[Assignment]:
Only a number is expected in reply: the number of lines below that include the word "colloid".

[Data records]:
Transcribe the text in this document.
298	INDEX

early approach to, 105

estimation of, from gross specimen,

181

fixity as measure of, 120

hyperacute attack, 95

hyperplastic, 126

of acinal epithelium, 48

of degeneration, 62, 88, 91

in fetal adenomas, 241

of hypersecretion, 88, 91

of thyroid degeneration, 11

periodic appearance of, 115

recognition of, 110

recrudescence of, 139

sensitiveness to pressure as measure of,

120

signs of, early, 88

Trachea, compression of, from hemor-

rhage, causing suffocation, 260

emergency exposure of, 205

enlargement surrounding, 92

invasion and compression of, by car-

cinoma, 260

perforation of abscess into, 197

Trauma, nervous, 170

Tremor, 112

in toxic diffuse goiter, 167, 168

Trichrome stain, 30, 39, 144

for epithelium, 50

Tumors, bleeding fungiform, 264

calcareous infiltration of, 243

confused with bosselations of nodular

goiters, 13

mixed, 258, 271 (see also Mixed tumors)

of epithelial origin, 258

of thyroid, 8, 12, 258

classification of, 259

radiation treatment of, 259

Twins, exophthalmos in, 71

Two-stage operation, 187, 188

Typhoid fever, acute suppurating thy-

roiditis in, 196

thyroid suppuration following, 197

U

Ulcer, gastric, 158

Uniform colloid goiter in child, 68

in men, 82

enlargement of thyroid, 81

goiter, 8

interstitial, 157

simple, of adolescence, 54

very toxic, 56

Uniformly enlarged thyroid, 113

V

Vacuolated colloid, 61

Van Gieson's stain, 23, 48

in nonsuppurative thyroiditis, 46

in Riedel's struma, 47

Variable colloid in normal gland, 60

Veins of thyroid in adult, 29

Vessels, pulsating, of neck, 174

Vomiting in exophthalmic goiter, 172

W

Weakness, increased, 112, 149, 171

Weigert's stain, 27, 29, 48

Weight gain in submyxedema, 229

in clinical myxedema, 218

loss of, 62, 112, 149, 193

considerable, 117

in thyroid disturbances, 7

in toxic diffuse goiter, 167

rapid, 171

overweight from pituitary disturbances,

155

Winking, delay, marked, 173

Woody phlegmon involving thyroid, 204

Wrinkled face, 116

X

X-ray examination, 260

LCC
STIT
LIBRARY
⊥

==

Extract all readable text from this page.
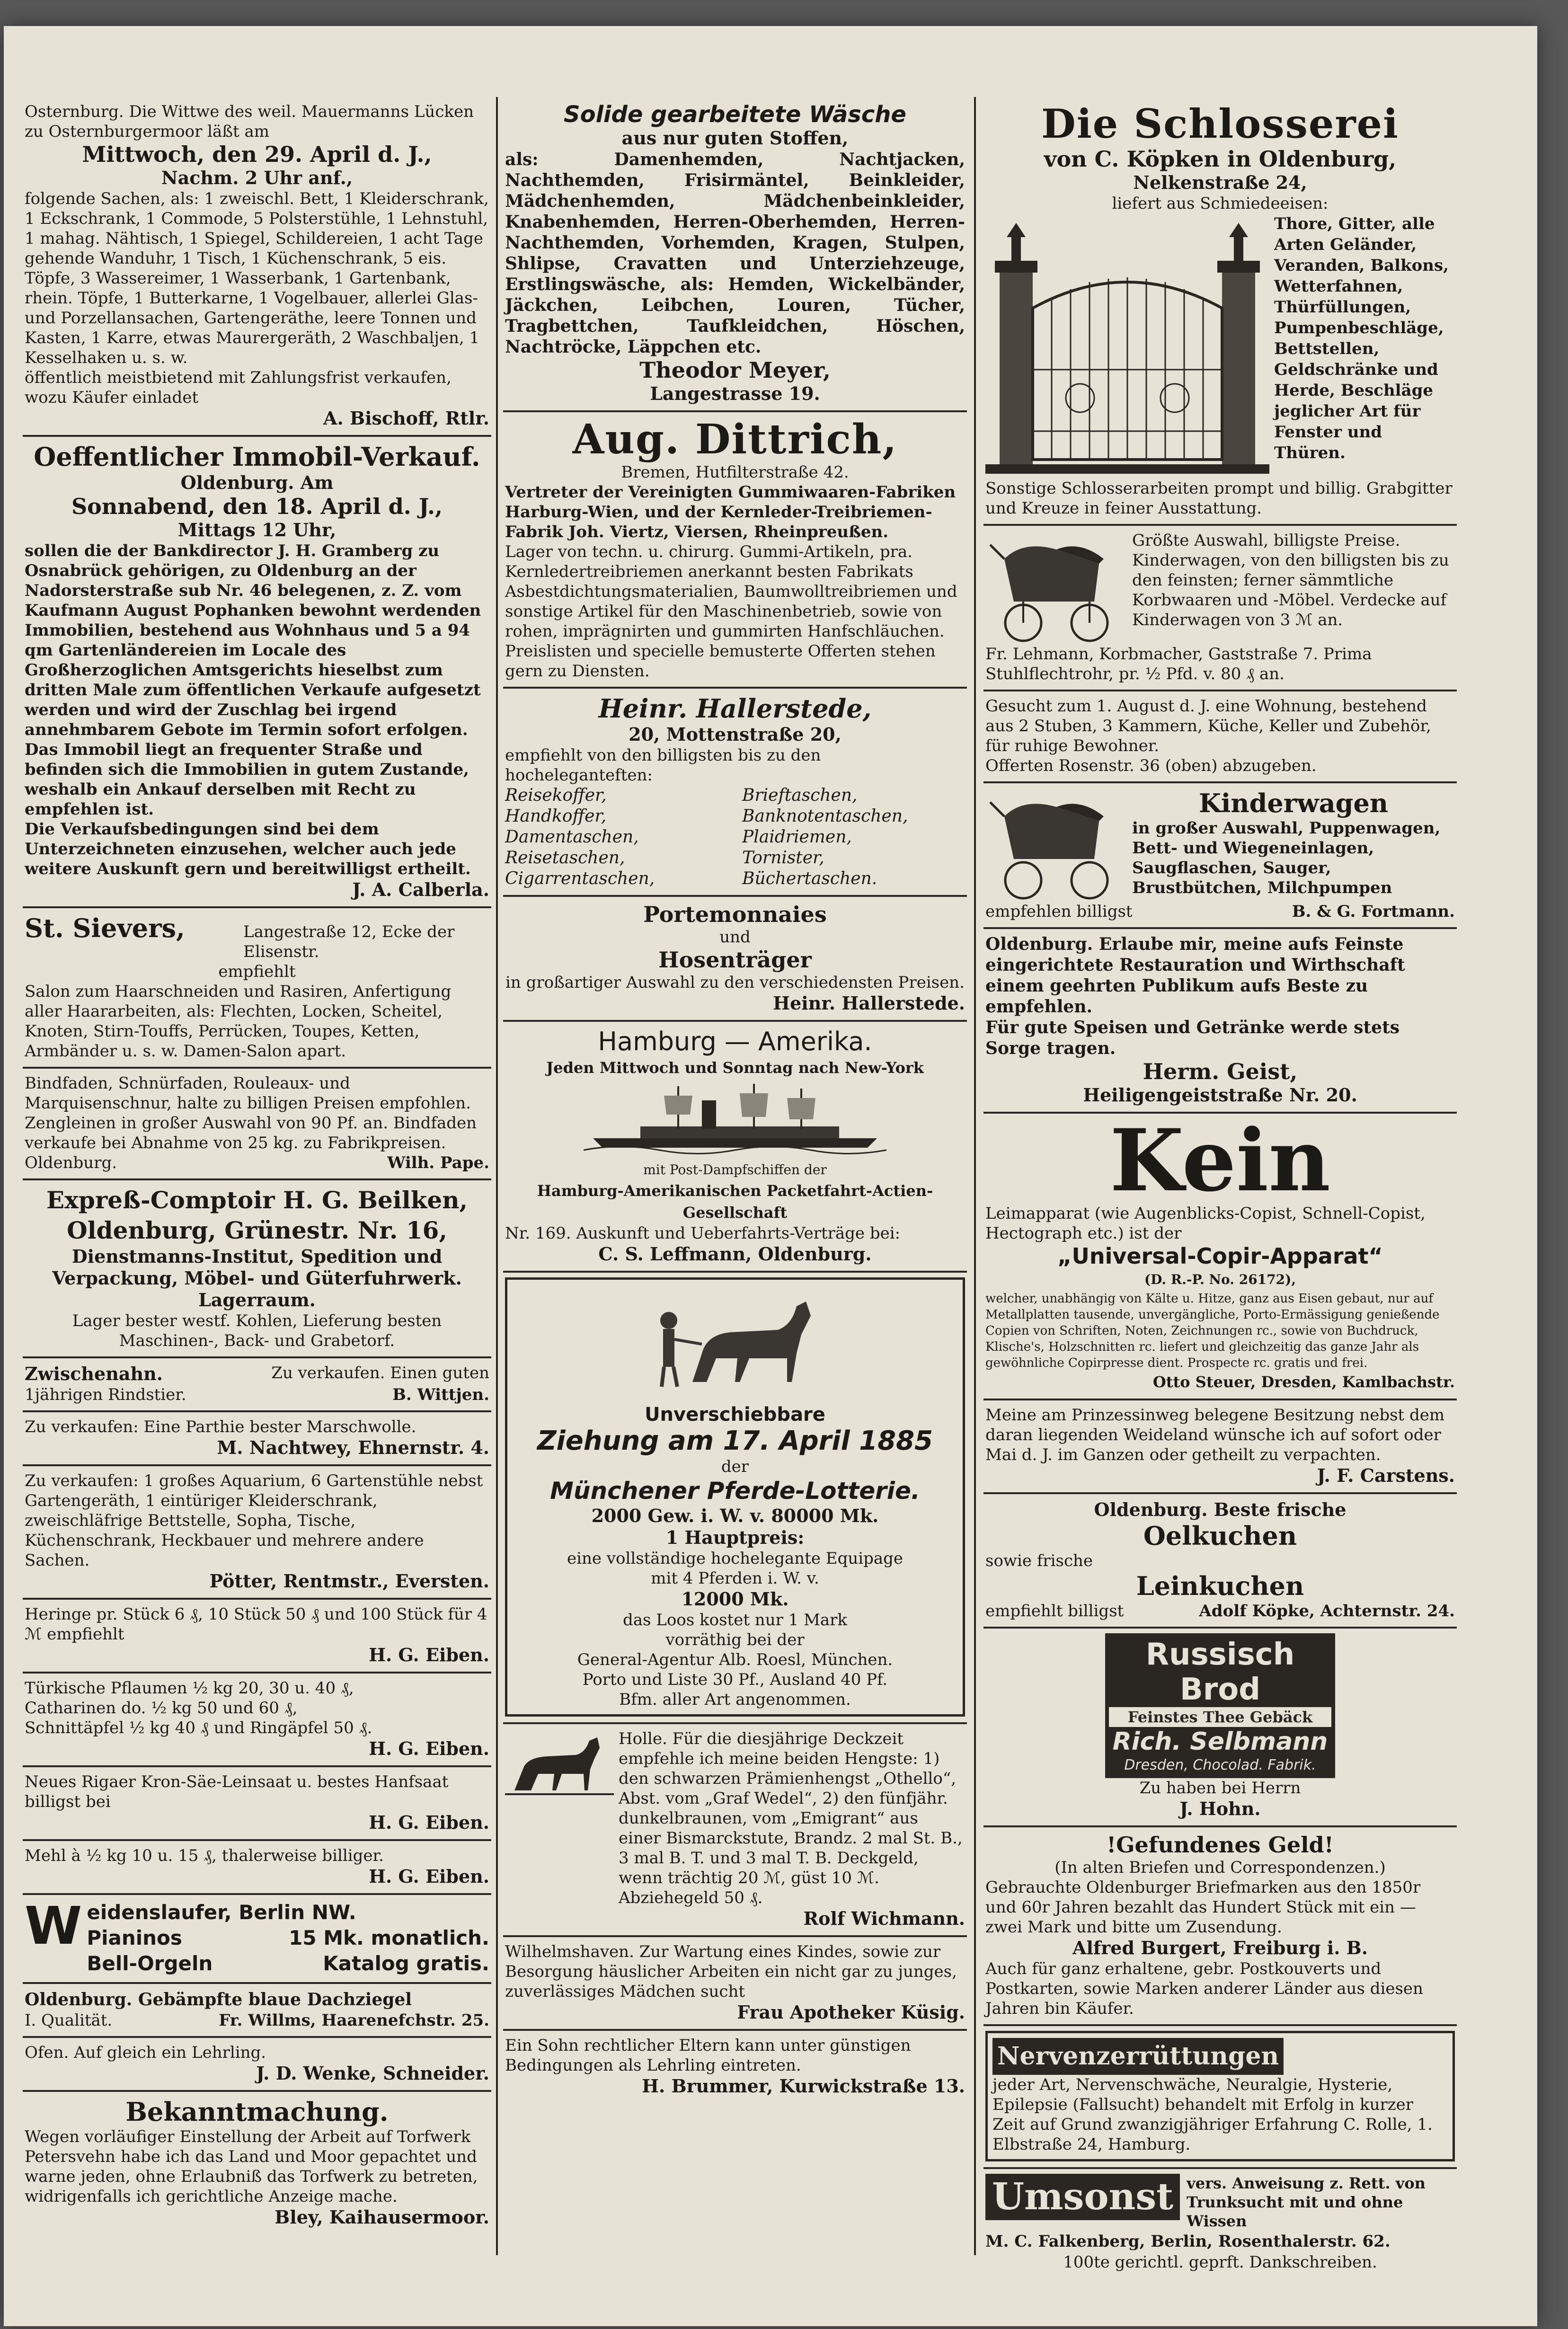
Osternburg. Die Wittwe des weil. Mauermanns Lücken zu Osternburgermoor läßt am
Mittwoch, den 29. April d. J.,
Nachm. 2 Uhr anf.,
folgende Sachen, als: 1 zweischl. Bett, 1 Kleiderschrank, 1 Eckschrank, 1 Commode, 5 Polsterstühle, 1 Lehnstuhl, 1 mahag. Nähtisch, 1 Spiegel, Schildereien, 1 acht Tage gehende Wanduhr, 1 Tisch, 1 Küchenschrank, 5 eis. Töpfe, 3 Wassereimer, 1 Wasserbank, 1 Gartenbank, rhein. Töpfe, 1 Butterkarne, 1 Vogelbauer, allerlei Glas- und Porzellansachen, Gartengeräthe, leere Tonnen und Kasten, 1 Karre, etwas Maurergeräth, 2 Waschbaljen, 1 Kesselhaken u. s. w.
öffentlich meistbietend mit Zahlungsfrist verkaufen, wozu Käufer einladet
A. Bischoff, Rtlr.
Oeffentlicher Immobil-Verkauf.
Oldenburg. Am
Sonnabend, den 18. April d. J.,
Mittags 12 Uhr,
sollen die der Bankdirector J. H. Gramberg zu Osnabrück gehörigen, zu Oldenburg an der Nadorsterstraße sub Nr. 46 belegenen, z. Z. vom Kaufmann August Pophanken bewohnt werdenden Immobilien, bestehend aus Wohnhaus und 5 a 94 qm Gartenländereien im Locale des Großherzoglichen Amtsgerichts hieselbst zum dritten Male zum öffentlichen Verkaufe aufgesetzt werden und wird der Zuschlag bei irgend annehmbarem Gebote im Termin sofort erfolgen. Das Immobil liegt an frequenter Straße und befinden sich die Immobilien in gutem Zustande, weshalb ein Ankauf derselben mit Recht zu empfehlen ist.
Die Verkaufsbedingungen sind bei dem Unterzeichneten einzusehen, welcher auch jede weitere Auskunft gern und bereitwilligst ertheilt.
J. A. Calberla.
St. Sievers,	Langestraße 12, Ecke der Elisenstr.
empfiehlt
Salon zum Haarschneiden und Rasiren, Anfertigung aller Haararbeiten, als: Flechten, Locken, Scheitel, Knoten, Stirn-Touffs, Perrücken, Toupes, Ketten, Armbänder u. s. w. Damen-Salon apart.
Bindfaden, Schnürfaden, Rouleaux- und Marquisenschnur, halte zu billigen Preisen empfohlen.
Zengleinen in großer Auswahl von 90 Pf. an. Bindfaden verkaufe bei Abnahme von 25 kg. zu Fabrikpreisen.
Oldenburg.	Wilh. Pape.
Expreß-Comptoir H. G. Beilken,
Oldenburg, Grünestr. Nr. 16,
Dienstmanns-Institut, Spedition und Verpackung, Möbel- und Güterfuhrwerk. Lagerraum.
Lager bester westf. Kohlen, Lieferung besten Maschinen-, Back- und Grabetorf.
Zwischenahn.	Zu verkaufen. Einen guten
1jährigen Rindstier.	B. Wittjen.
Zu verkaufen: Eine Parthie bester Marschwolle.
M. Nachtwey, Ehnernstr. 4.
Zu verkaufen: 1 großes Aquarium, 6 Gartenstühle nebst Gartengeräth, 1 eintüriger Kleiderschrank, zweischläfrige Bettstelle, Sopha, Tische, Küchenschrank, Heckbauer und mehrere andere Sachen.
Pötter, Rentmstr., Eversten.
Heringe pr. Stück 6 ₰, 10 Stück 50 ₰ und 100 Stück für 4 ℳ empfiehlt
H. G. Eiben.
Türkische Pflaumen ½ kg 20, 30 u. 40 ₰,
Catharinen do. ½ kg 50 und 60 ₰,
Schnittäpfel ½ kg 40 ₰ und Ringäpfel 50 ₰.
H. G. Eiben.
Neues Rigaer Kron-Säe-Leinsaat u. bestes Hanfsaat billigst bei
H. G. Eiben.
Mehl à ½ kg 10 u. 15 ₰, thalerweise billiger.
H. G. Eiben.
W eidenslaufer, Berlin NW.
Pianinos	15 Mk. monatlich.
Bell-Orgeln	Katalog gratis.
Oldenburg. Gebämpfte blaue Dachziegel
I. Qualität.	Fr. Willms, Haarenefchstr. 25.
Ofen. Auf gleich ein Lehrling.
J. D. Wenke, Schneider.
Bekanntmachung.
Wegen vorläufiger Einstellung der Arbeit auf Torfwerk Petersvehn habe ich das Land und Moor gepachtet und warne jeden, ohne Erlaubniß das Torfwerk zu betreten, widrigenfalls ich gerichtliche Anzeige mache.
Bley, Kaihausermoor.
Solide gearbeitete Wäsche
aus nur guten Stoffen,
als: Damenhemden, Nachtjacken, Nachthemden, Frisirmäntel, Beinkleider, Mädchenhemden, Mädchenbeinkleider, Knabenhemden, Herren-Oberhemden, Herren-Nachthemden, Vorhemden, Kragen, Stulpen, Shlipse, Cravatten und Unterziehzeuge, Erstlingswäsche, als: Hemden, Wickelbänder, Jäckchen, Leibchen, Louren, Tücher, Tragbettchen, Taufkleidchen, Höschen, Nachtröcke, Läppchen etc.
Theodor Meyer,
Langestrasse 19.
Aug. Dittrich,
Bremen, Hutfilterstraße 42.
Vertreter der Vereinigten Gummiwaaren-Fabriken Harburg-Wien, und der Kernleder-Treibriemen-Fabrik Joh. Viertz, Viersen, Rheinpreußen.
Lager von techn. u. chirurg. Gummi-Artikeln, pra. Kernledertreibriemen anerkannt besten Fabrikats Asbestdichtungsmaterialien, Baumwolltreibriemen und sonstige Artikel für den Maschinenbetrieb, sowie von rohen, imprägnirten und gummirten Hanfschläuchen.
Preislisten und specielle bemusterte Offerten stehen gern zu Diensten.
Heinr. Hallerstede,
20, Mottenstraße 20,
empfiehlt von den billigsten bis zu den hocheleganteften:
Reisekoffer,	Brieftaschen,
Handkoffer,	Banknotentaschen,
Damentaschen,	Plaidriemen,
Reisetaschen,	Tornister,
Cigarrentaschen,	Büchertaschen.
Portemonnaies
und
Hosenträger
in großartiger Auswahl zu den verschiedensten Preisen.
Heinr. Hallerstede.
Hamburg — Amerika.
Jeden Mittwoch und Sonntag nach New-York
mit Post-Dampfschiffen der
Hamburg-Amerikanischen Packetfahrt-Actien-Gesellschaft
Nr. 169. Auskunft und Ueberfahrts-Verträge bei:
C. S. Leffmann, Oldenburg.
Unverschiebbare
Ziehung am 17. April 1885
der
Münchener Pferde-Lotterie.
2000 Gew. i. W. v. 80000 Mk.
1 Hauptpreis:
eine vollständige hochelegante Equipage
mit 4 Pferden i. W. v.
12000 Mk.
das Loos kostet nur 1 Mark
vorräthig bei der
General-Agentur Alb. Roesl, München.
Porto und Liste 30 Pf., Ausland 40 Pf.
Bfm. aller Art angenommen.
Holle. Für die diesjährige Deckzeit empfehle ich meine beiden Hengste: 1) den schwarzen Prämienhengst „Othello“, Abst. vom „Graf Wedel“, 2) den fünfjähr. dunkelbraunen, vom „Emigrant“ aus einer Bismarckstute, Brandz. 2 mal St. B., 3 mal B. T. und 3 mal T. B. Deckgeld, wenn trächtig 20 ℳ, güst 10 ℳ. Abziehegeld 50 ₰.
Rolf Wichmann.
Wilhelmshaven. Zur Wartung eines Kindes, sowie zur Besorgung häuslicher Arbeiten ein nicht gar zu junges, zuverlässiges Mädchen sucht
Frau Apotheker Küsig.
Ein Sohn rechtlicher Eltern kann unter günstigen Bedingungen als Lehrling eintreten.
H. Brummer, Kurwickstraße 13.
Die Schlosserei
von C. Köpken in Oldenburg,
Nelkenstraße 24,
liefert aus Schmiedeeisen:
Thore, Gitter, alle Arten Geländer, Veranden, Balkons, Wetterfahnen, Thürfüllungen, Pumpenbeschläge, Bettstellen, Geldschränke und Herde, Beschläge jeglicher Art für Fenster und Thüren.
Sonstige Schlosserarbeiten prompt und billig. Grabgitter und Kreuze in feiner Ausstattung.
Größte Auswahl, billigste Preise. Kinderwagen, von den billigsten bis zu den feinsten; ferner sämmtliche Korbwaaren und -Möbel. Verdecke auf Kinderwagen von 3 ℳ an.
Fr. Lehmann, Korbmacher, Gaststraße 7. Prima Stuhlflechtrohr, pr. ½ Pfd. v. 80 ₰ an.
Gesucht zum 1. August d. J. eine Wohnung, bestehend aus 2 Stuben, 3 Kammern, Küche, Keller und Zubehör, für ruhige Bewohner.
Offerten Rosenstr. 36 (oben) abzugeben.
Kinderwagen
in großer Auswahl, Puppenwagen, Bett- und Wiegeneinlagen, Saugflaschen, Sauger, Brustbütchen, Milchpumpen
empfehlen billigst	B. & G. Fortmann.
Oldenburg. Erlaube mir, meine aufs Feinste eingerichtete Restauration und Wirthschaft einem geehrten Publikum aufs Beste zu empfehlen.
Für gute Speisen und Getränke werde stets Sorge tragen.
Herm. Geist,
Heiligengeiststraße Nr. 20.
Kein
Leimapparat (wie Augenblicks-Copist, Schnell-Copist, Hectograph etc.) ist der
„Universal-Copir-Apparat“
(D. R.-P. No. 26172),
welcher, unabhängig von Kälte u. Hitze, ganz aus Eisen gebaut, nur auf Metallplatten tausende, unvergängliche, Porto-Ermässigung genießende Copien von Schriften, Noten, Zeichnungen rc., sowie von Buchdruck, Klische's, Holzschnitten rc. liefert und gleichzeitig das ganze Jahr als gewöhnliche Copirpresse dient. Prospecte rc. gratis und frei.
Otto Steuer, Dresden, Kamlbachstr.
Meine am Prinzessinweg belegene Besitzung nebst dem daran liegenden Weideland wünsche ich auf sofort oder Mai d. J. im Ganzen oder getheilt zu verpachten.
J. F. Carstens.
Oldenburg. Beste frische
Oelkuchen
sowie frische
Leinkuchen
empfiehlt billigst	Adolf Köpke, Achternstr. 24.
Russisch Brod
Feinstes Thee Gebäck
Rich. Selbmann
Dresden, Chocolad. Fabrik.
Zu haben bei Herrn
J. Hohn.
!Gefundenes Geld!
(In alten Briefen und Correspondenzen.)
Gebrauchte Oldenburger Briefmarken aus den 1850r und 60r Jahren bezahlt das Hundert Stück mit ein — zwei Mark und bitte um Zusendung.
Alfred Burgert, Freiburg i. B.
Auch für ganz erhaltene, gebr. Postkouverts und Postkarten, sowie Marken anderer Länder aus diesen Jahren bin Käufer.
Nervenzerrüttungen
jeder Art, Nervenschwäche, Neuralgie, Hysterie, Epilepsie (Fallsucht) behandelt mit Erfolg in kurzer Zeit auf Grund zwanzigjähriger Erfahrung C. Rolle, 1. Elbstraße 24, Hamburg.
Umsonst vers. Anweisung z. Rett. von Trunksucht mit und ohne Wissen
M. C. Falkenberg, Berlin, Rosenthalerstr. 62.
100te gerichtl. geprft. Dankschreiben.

[Written solution]:
3